Can you write out the whole listing exactly?

________________________________________

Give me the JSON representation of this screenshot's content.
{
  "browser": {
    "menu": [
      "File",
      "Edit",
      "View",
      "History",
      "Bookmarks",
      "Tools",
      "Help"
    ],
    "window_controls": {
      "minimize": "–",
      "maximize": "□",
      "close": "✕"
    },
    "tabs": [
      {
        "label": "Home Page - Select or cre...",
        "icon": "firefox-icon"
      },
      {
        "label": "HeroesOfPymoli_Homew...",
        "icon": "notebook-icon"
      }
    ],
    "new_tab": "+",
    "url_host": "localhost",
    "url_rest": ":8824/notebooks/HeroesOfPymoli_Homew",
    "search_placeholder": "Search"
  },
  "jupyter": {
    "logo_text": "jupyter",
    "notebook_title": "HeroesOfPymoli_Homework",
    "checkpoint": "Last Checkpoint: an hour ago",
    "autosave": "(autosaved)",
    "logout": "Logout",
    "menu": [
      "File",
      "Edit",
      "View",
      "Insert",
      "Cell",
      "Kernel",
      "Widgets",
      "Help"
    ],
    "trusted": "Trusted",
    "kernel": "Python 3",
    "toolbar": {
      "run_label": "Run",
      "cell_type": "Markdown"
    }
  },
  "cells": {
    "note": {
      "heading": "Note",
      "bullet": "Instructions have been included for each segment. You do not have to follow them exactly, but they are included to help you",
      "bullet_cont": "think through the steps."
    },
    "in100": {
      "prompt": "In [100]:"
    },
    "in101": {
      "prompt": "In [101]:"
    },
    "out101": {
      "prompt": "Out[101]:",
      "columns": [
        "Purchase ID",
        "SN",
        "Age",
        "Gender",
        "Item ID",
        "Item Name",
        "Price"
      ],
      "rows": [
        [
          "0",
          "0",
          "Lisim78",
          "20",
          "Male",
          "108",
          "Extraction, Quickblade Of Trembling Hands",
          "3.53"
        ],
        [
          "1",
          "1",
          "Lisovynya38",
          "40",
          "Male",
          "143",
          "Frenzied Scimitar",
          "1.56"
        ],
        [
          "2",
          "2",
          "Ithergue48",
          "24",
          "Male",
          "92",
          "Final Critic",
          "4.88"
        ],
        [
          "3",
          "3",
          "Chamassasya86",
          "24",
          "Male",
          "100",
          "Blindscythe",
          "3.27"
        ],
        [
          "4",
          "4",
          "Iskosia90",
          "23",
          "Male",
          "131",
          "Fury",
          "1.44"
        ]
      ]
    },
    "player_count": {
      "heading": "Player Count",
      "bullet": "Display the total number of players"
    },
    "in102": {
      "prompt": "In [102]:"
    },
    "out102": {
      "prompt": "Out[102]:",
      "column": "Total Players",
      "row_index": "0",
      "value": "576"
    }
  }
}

________________________________________

§ **Result for this exercise**
Give me the JSON representation of this screenshot's content.
{
  "browser": {
    "menu": [
      "File",
      "Edit",
      "View",
      "History",
      "Bookmarks",
      "Tools",
      "Help"
    ],
    "window_controls": {
      "minimize": "–",
      "maximize": "□",
      "close": "✕"
    },
    "tabs": [
      {
        "label": "Home Page - Select or cre...",
        "icon": "firefox-icon"
      },
      {
        "label": "HeroesOfPymoli_Homew...",
        "icon": "notebook-icon"
      }
    ],
    "new_tab": "+",
    "url_host": "localhost",
    "url_rest": ":8824/notebooks/HeroesOfPymoli_Homew",
    "search_placeholder": "Search"
  },
  "jupyter": {
    "logo_text": "jupyter",
    "notebook_title": "HeroesOfPymoli_Homework",
    "checkpoint": "Last Checkpoint: an hour ago",
    "autosave": "(autosaved)",
    "logout": "Logout",
    "menu": [
      "File",
      "Edit",
      "View",
      "Insert",
      "Cell",
      "Kernel",
      "Widgets",
      "Help"
    ],
    "trusted": "Trusted",
    "kernel": "Python 3",
    "toolbar": {
      "run_label": "Run",
      "cell_type": "Markdown"
    }
  },
  "cells": {
    "note": {
      "heading": "Note",
      "bullet": "Instructions have been included for each segment. You do not have to follow them exactly, but they are included to help you",
      "bullet_cont": "think through the steps."
    },
    "in100": {
      "prompt": "In [100]:"
    },
    "in101": {
      "prompt": "In [101]:"
    },
    "out101": {
      "prompt": "Out[101]:",
      "columns": [
        "Purchase ID",
        "SN",
        "Age",
        "Gender",
        "Item ID",
        "Item Name",
        "Price"
      ],
      "rows": [
        [
          "0",
          "0",
          "Lisim78",
          "20",
          "Male",
          "108",
          "Extraction, Quickblade Of Trembling Hands",
          "3.53"
        ],
        [
          "1",
          "1",
          "Lisovynya38",
          "40",
          "Male",
          "143",
          "Frenzied Scimitar",
          "1.56"
        ],
        [
          "2",
          "2",
          "Ithergue48",
          "24",
          "Male",
          "92",
          "Final Critic",
          "4.88"
        ],
        [
          "3",
          "3",
          "Chamassasya86",
          "24",
          "Male",
          "100",
          "Blindscythe",
          "3.27"
        ],
        [
          "4",
          "4",
          "Iskosia90",
          "23",
          "Male",
          "131",
          "Fury",
          "1.44"
        ]
      ]
    },
    "player_count": {
      "heading": "Player Count",
      "bullet": "Display the total number of players"
    },
    "in102": {
      "prompt": "In [102]:"
    },
    "out102": {
      "prompt": "Out[102]:",
      "column": "Total Players",
      "row_index": "0",
      "value": "576"
    }
  }
}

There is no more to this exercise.